* **Source excerpt**:
↓

5. Being a food producer (a farmer or a gardener) does NOT mean that you are food secure. Many of the world’s smallest farmers, though they grow food, have a very poor income and don’t always produce enough food to feed themselves and their families.
6. We need to close the gender gap in farming. Many women around the world are farmers, but they produce 20-30% less food because they do not have the same access to resources as men. FAO Facts.
7. Round River Farm in Minnesota is one amazing sustainable farm. They are farming without any fossil fuels, using entirely renewable resources (wind energy, solar energy, collecting rainwater, composting) in one of the most difficult farming areas in Minnesota. It took them 5 years to enrich the soil with organic matters, but now they harvest bountiful produce.

↑

* **Supplied material**:
↓

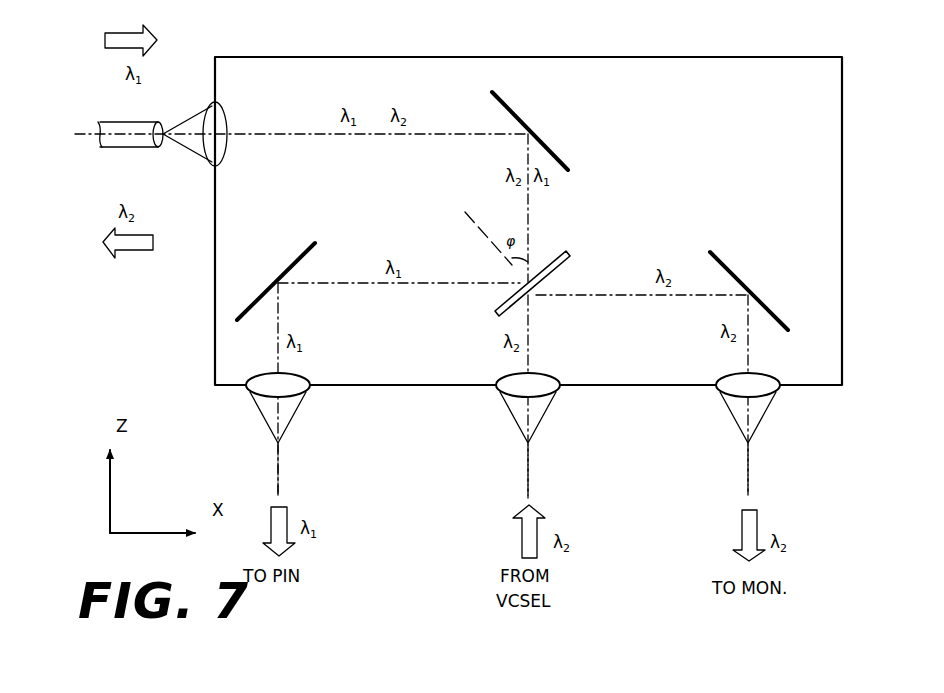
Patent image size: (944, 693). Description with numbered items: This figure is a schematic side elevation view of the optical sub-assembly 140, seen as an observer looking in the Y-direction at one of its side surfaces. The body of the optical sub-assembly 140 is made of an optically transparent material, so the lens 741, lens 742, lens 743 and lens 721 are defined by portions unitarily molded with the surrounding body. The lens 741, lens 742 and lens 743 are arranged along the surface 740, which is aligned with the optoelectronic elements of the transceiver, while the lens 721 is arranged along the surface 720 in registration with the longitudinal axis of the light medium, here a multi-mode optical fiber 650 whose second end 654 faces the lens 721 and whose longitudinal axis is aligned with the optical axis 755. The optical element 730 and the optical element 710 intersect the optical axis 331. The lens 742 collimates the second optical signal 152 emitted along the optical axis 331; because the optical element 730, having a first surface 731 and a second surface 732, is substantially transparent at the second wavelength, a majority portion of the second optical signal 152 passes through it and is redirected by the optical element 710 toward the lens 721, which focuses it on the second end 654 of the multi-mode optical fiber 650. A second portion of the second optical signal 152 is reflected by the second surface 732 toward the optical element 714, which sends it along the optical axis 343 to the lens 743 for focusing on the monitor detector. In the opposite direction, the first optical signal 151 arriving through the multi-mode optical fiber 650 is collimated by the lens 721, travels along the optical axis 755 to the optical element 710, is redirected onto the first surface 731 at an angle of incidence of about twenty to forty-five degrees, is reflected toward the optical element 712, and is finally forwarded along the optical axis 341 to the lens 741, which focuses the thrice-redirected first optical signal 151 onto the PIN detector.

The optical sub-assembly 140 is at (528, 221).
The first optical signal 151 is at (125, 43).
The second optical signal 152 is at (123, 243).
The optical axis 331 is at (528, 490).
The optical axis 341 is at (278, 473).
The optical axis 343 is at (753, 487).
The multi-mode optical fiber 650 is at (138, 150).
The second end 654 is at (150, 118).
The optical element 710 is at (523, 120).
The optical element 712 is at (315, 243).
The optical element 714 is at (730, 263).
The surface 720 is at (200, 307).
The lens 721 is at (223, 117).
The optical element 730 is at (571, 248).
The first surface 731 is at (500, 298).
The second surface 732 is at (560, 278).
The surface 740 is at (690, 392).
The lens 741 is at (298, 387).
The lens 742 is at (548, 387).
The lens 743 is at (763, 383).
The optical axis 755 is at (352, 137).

↑
↓

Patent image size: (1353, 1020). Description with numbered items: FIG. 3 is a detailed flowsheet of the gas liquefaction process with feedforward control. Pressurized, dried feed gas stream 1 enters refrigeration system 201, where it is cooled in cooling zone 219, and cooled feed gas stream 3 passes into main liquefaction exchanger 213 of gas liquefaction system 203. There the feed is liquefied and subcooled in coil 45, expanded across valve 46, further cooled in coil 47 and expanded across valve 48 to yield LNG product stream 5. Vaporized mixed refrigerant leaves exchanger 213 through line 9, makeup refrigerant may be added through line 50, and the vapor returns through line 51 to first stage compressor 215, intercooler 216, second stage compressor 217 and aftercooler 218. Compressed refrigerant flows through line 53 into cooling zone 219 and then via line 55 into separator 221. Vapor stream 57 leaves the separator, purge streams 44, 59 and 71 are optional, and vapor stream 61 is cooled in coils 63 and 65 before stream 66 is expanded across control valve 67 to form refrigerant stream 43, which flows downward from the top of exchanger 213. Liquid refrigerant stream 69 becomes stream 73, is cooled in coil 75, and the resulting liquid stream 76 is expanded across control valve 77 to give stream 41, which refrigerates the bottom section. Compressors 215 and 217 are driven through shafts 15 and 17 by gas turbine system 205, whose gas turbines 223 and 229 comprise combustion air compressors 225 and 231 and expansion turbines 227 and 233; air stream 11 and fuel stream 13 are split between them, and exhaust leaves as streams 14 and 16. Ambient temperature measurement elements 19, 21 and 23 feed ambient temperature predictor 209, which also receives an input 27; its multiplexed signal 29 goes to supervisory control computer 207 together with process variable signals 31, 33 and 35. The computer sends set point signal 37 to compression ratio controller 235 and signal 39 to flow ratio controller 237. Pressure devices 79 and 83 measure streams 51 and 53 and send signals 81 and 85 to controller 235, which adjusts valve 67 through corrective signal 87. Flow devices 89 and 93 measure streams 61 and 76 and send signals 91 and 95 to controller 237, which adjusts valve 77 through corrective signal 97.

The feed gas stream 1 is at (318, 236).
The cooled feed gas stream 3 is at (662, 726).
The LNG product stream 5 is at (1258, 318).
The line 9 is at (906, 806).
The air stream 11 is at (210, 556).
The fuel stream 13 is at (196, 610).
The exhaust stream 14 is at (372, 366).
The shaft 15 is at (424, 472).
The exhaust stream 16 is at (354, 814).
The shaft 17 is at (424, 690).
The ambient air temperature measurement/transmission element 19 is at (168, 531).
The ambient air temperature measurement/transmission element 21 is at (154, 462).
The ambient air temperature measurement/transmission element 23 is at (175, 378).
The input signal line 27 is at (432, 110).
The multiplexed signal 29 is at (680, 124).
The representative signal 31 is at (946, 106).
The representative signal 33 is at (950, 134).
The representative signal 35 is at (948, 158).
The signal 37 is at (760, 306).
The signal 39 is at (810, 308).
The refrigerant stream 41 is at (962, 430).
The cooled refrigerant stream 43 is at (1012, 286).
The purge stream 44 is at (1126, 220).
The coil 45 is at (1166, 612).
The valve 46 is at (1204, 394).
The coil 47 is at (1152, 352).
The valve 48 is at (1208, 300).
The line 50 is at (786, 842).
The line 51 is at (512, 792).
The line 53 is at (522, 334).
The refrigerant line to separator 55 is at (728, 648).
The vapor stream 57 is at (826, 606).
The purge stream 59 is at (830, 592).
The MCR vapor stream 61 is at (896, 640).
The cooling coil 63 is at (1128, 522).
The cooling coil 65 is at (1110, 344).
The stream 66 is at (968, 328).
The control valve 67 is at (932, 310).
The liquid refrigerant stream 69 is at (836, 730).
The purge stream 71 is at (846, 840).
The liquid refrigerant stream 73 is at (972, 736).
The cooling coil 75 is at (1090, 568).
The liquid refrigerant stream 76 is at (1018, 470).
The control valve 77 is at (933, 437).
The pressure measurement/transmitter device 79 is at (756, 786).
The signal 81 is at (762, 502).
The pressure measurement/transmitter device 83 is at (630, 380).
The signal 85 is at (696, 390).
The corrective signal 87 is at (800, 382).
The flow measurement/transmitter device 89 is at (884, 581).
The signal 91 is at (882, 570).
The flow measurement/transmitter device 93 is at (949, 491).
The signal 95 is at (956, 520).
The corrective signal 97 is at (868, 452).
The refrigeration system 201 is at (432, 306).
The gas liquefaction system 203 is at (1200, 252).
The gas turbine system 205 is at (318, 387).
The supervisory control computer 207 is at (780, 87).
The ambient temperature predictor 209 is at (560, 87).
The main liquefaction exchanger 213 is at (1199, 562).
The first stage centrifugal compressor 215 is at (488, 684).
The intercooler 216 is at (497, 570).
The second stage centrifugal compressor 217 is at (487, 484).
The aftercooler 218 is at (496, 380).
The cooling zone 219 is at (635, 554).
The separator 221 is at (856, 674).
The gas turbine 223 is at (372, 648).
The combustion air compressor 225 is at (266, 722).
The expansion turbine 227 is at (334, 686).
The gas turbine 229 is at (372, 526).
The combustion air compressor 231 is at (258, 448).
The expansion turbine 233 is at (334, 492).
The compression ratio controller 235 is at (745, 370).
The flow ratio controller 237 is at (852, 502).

↑

* **What you will do**:
• a. Change "observer" to "viewer" in the listing lines starting at the one containing "Patent image size: (944, 693)." and ending at the one containing "The optical sub-assembly 140 is at". Give only those lines, with everything else unchanged.
• b. Write what comes next in the numbered list of food security and farming facts, picking up after its final point.

* **Exercise answers**:
• a.
Patent image size: (944, 693). Description with numbered items: This figure is a schematic side elevation view of the optical sub-assembly 140, seen as an viewer looking in the Y-direction at one of its side surfaces. The body of the optical sub-assembly 140 is made of an optically transparent material, so the lens 741, lens 742, lens 743 and lens 721 are defined by portions unitarily molded with the surrounding body. The lens 741, lens 742 and lens 743 are arranged along the surface 740, which is aligned with the optoelectronic elements of the transceiver, while the lens 721 is arranged along the surface 720 in registration with the longitudinal axis of the light medium, here a multi-mode optical fiber 650 whose second end 654 faces the lens 721 and whose longitudinal axis is aligned with the optical axis 755. The optical element 730 and the optical element 710 intersect the optical axis 331. The lens 742 collimates the second optical signal 152 emitted along the optical axis 331; because the optical element 730, having a first surface 731 and a second surface 732, is substantially transparent at the second wavelength, a majority portion of the second optical signal 152 passes through it and is redirected by the optical element 710 toward the lens 721, which focuses it on the second end 654 of the multi-mode optical fiber 650. A second portion of the second optical signal 152 is reflected by the second surface 732 toward the optical element 714, which sends it along the optical axis 343 to the lens 743 for focusing on the monitor detector. In the opposite direction, the first optical signal 151 arriving through the multi-mode optical fiber 650 is collimated by the lens 721, travels along the optical axis 755 to the optical element 710, is redirected onto the first surface 731 at an angle of incidence of about twenty to forty-five degrees, is reflected toward the optical element 712, and is finally forwarded along the optical axis 341 to the lens 741, which focuses the thrice-redirected first optical signal 151 onto the PIN detector.

The optical sub-assembly 140 is at (528, 221).

• b.
8. Lowering the production of meat and dairy, Round River Farmers discovered that the region of Western Lake Superior would be able to produce enough food to feed the entire community. A Standard American Diet (SAD) would require over 500,000 acres of land and would only produce enough food for 83% of the region. Conversely, diet lower in meat and dairy would require about 375,000 acres of land and would feed 100% of the region! More on the research here: Sustainable Food System
9. Keya Chatterjee, author of “ The Zero Footprint Baby” shared her experiences working for NASA and what motivated her to adopt an eco-friendly, and sometimes “socially unacceptable” behaviors in response to the environmental crisis. When discussing the impacts of humans' carbon footprint, Keya asked, “ Is this the world I want my child to have!?” Furthermore she added, “Don’t pretend these problems occurs in a vacuum.” I couldn’t agree more with Keya’s message that it is our responsibility to take care of the Earth for future generations. We cannot pretend that these issues aren't happening and won't impact us... because they ARE. Keya on twitter: @keya_chatterjee
10. More inspiration from Keya.... It is in our best interest, the best interest of our children, grandchildren, and great grandchildren.... as well as, the best interest of the public good to adopt a plant-based, eco-friendly lifestyle.